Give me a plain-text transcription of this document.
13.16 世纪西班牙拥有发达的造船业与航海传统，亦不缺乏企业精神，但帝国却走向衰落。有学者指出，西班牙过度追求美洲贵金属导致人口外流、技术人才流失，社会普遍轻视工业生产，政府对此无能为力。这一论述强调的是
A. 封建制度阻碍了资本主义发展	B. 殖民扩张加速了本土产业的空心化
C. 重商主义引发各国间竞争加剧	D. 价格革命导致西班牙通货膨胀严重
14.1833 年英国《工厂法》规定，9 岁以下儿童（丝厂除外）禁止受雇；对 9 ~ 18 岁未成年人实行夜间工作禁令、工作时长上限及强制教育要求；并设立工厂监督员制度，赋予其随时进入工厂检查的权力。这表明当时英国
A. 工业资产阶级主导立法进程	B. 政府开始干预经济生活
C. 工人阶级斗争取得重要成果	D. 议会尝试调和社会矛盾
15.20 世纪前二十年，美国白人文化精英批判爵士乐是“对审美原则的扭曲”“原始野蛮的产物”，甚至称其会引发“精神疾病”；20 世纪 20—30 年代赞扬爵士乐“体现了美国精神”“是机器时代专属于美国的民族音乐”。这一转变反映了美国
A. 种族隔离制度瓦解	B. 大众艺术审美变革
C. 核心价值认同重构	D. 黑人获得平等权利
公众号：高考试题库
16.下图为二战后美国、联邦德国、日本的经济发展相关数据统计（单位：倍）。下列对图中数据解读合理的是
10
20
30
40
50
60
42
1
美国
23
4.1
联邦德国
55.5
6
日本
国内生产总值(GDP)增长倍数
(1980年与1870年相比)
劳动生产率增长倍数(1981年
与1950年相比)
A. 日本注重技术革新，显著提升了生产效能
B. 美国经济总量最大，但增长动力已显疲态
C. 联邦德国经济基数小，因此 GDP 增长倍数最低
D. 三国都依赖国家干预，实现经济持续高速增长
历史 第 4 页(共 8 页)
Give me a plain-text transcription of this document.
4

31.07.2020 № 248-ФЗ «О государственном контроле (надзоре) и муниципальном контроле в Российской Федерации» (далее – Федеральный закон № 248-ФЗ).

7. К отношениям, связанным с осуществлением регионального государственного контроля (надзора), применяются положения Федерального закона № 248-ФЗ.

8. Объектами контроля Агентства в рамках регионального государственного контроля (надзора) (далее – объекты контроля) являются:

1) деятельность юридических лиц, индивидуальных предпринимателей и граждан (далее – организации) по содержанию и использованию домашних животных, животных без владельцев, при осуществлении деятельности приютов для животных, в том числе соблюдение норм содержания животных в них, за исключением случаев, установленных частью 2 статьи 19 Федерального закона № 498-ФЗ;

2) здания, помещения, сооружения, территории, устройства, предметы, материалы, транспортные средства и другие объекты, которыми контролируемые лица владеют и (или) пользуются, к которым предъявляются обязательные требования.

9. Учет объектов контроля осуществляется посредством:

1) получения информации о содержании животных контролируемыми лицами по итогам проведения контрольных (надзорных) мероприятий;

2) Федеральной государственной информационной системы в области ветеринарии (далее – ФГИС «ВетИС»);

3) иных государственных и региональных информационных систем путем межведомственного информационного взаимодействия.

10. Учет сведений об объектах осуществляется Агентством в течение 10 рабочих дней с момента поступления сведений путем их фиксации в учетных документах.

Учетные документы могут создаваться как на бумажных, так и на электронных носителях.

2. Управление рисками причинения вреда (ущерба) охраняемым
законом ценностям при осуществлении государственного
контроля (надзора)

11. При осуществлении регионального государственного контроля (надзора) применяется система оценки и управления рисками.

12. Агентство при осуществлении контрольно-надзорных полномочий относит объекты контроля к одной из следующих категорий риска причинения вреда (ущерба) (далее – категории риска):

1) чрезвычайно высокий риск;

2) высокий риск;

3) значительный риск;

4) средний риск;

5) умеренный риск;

● ● ● ● ●

Restate each of the entries above verbatim.

Solved problem:
Give me a plain-text transcription of this document.
13.16 世纪西班牙拥有发达的造船业与航海传统，亦不缺乏企业精神，但帝国却走向衰落。有学者指出，西班牙过度追求美洲贵金属导致人口外流、技术人才流失，社会普遍轻视工业生产，政府对此无能为力。这一论述强调的是
A. 封建制度阻碍了资本主义发展	B. 殖民扩张加速了本土产业的空心化
C. 重商主义引发各国间竞争加剧	D. 价格革命导致西班牙通货膨胀严重
14.1833 年英国《工厂法》规定，9 岁以下儿童（丝厂除外）禁止受雇；对 9 ~ 18 岁未成年人实行夜间工作禁令、工作时长上限及强制教育要求；并设立工厂监督员制度，赋予其随时进入工厂检查的权力。这表明当时英国
A. 工业资产阶级主导立法进程	B. 政府开始干预经济生活
C. 工人阶级斗争取得重要成果	D. 议会尝试调和社会矛盾
15.20 世纪前二十年，美国白人文化精英批判爵士乐是“对审美原则的扭曲”“原始野蛮的产物”，甚至称其会引发“精神疾病”；20 世纪 20—30 年代赞扬爵士乐“体现了美国精神”“是机器时代专属于美国的民族音乐”。这一转变反映了美国
A. 种族隔离制度瓦解	B. 大众艺术审美变革
C. 核心价值认同重构	D. 黑人获得平等权利
公众号：高考试题库
16.下图为二战后美国、联邦德国、日本的经济发展相关数据统计（单位：倍）。下列对图中数据解读合理的是
10
20
30
40
50
60
42
1
美国
23
4.1
联邦德国
55.5
6
日本
国内生产总值(GDP)增长倍数
(1980年与1870年相比)
劳动生产率增长倍数(1981年
与1950年相比)
A. 日本注重技术革新，显著提升了生产效能
B. 美国经济总量最大，但增长动力已显疲态
C. 联邦德国经济基数小，因此 GDP 增长倍数最低
D. 三国都依赖国家干预，实现经济持续高速增长
历史 第 4 页(共 8 页)
Give me a plain-text transcription of this document.
4

31.07.2020 № 248-ФЗ «О государственном контроле (надзоре) и муниципальном контроле в Российской Федерации» (далее – Федеральный закон № 248-ФЗ).

7. К отношениям, связанным с осуществлением регионального государственного контроля (надзора), применяются положения Федерального закона № 248-ФЗ.

8. Объектами контроля Агентства в рамках регионального государственного контроля (надзора) (далее – объекты контроля) являются:

1) деятельность юридических лиц, индивидуальных предпринимателей и граждан (далее – организации) по содержанию и использованию домашних животных, животных без владельцев, при осуществлении деятельности приютов для животных, в том числе соблюдение норм содержания животных в них, за исключением случаев, установленных частью 2 статьи 19 Федерального закона № 498-ФЗ;

2) здания, помещения, сооружения, территории, устройства, предметы, материалы, транспортные средства и другие объекты, которыми контролируемые лица владеют и (или) пользуются, к которым предъявляются обязательные требования.

9. Учет объектов контроля осуществляется посредством:

1) получения информации о содержании животных контролируемыми лицами по итогам проведения контрольных (надзорных) мероприятий;

2) Федеральной государственной информационной системы в области ветеринарии (далее – ФГИС «ВетИС»);

3) иных государственных и региональных информационных систем путем межведомственного информационного взаимодействия.

10. Учет сведений об объектах осуществляется Агентством в течение 10 рабочих дней с момента поступления сведений путем их фиксации в учетных документах.

Учетные документы могут создаваться как на бумажных, так и на электронных носителях.

2. Управление рисками причинения вреда (ущерба) охраняемым
законом ценностям при осуществлении государственного
контроля (надзора)

11. При осуществлении регионального государственного контроля (надзора) применяется система оценки и управления рисками.

12. Агентство при осуществлении контрольно-надзорных полномочий относит объекты контроля к одной из следующих категорий риска причинения вреда (ущерба) (далее – категории риска):

1) чрезвычайно высокий риск;

2) высокий риск;

3) значительный риск;

4) средний риск;

5) умеренный риск;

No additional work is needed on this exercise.